[Begin Source material]

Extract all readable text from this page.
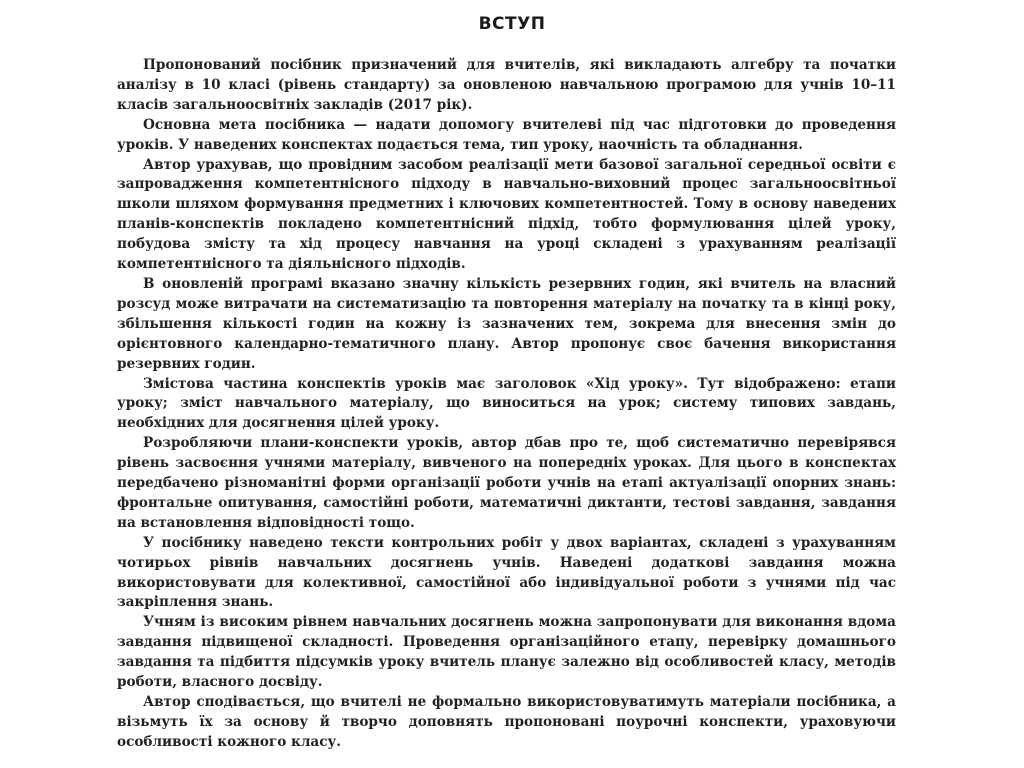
ВСТУП

Пропонований посібник призначений для вчителів, які викладають алгебру та початки аналізу в 10 класі (рівень стандарту) за оновленою навчальною програмою для учнів 10–11 класів загальноосвітніх закладів (2017 рік).

Основна мета посібника — надати допомогу вчителеві під час підготовки до проведення уроків. У наведених конспектах подається тема, тип уроку, наочність та обладнання.

Автор урахував, що провідним засобом реалізації мети базової загальної середньої освіти є запровадження компетентнісного підходу в навчально-виховний процес загальноосвітньої школи шляхом формування предметних і ключових компетентностей. Тому в основу наведених планів-конспектів покладено компетентнісний підхід, тобто формулювання цілей уроку, побудова змісту та хід процесу навчання на уроці складені з урахуванням реалізації компетентнісного та діяльнісного підходів.

В оновленій програмі вказано значну кількість резервних годин, які вчитель на власний розсуд може витрачати на систематизацію та повторення матеріалу на початку та в кінці року, збільшення кількості годин на кожну із зазначених тем, зокрема для внесення змін до орієнтовного календарно-тематичного плану. Автор пропонує своє бачення використання резервних годин.

Змістова частина конспектів уроків має заголовок «Хід уроку». Тут відображено: етапи уроку; зміст навчального матеріалу, що виноситься на урок; систему типових завдань, необхідних для досягнення цілей уроку.

Розробляючи плани-конспекти уроків, автор дбав про те, щоб систематично перевірявся рівень засвоєння учнями матеріалу, вивченого на попередніх уроках. Для цього в конспектах передбачено різноманітні форми організації роботи учнів на етапі актуалізації опорних знань: фронтальне опитування, самостійні роботи, математичні диктанти, тестові завдання, завдання на встановлення відповідності тощо.

У посібнику наведено тексти контрольних робіт у двох варіантах, складені з урахуванням чотирьох рівнів навчальних досягнень учнів. Наведені додаткові завдання можна використовувати для колективної, самостійної або індивідуальної роботи з учнями під час закріплення знань.

Учням із високим рівнем навчальних досягнень можна запропонувати для виконання вдома завдання підвищеної складності. Проведення організаційного етапу, перевірку домашнього завдання та підбиття підсумків уроку вчитель планує залежно від особливостей класу, методів роботи, власного досвіду.

Автор сподівається, що вчителі не формально використовуватимуть матеріали посібника, а візьмуть їх за основу й творчо доповнять пропоновані поурочні конспекти, ураховуючи особливості кожного класу.
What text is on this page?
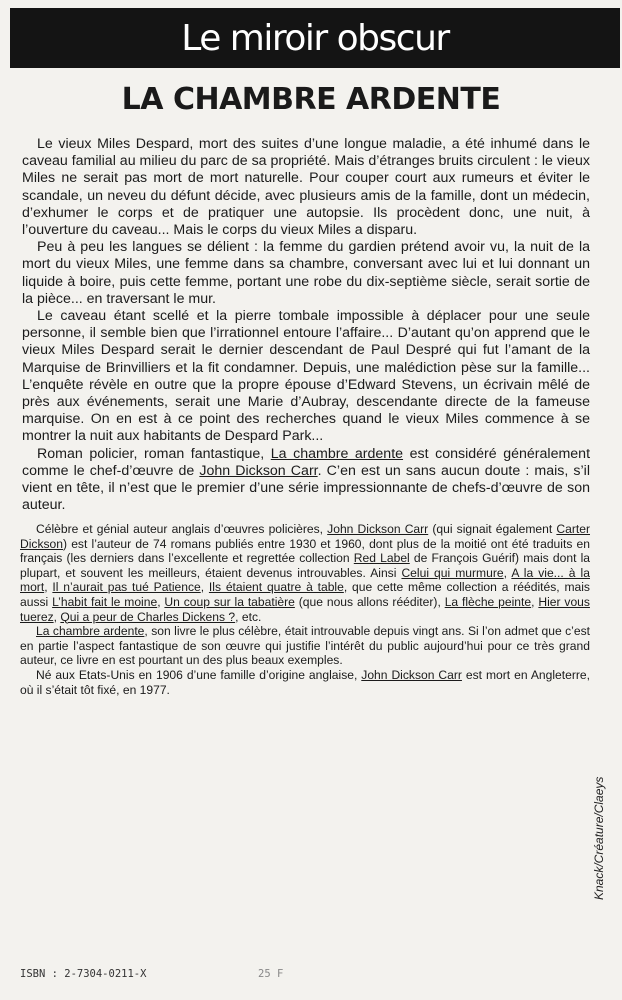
Le miroir obscur
LA CHAMBRE ARDENTE

Le vieux Miles Despard, mort des suites d’une longue maladie, a été inhumé dans le caveau familial au milieu du parc de sa propriété. Mais d’étranges bruits circulent : le vieux Miles ne serait pas mort de mort naturelle. Pour couper court aux rumeurs et éviter le scandale, un neveu du défunt décide, avec plusieurs amis de la famille, dont un médecin, d’exhumer le corps et de pratiquer une autopsie. Ils procèdent donc, une nuit, à l’ouverture du caveau... Mais le corps du vieux Miles a disparu.

Peu à peu les langues se délient : la femme du gardien prétend avoir vu, la nuit de la mort du vieux Miles, une femme dans sa chambre, conversant avec lui et lui donnant un liquide à boire, puis cette femme, portant une robe du dix-septième siècle, serait sortie de la pièce... en traversant le mur.

Le caveau étant scellé et la pierre tombale impossible à déplacer pour une seule personne, il semble bien que l’irrationnel entoure l’affaire... D’autant qu’on apprend que le vieux Miles Despard serait le dernier descendant de Paul Despré qui fut l’amant de la Marquise de Brinvilliers et la fit condamner. Depuis, une malédiction pèse sur la famille... L’enquête révèle en outre que la propre épouse d’Edward Stevens, un écrivain mêlé de près aux événements, serait une Marie d’Aubray, descendante directe de la fameuse marquise. On en est à ce point des recherches quand le vieux Miles commence à se montrer la nuit aux habitants de Despard Park...

Roman policier, roman fantastique, La chambre ardente est considéré généralement comme le chef-d’œuvre de John Dickson Carr. C’en est un sans aucun doute : mais, s’il vient en tête, il n’est que le premier d’une série impressionnante de chefs-d’œuvre de son auteur.

Célèbre et génial auteur anglais d’œuvres policières, John Dickson Carr (qui signait également Carter Dickson) est l’auteur de 74 romans publiés entre 1930 et 1960, dont plus de la moitié ont été traduits en français (les derniers dans l’excellente et regrettée collection Red Label de François Guérif) mais dont la plupart, et souvent les meilleurs, étaient devenus introuvables. Ainsi Celui qui murmure, A la vie... à la mort, Il n’aurait pas tué Patience, Ils étaient quatre à table, que cette même collection a réédités, mais aussi L’habit fait le moine, Un coup sur la tabatière (que nous allons rééditer), La flèche peinte, Hier vous tuerez, Qui a peur de Charles Dickens ?, etc.

La chambre ardente, son livre le plus célèbre, était introuvable depuis vingt ans. Si l’on admet que c’est en partie l’aspect fantastique de son œuvre qui justifie l’intérêt du public aujourd’hui pour ce très grand auteur, ce livre en est pourtant un des plus beaux exemples.

Né aux Etats-Unis en 1906 d’une famille d’origine anglaise, John Dickson Carr est mort en Angleterre, où il s’était tôt fixé, en 1977.

Knack/Créature/Claeys
ISBN : 2-7304-0211-X	25 F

[End Source material]

▸ **Description of the task**:
Extract every line from the records above that contains the word "famille".

▸ **Task output**:
Le vieux Miles Despard, mort des suites d’une longue maladie, a été inhumé dans le caveau familial au milieu du parc de sa propriété. Mais d’étranges bruits circulent : le vieux Miles ne serait pas mort de mort naturelle. Pour couper court aux rumeurs et éviter le scandale, un neveu du défunt décide, avec plusieurs amis de la famille, dont un médecin, d’exhumer le corps et de pratiquer une autopsie. Ils procèdent donc, une nuit, à l’ouverture du caveau... Mais le corps du vieux Miles a disparu.
Le caveau étant scellé et la pierre tombale impossible à déplacer pour une seule personne, il semble bien que l’irrationnel entoure l’affaire... D’autant qu’on apprend que le vieux Miles Despard serait le dernier descendant de Paul Despré qui fut l’amant de la Marquise de Brinvilliers et la fit condamner. Depuis, une malédiction pèse sur la famille... L’enquête révèle en outre que la propre épouse d’Edward Stevens, un écrivain mêlé de près aux événements, serait une Marie d’Aubray, descendante directe de la fameuse marquise. On en est à ce point des recherches quand le vieux Miles commence à se montrer la nuit aux habitants de Despard Park...
Né aux Etats-Unis en 1906 d’une famille d’origine anglaise, John Dickson Carr est mort en Angleterre, où il s’était tôt fixé, en 1977.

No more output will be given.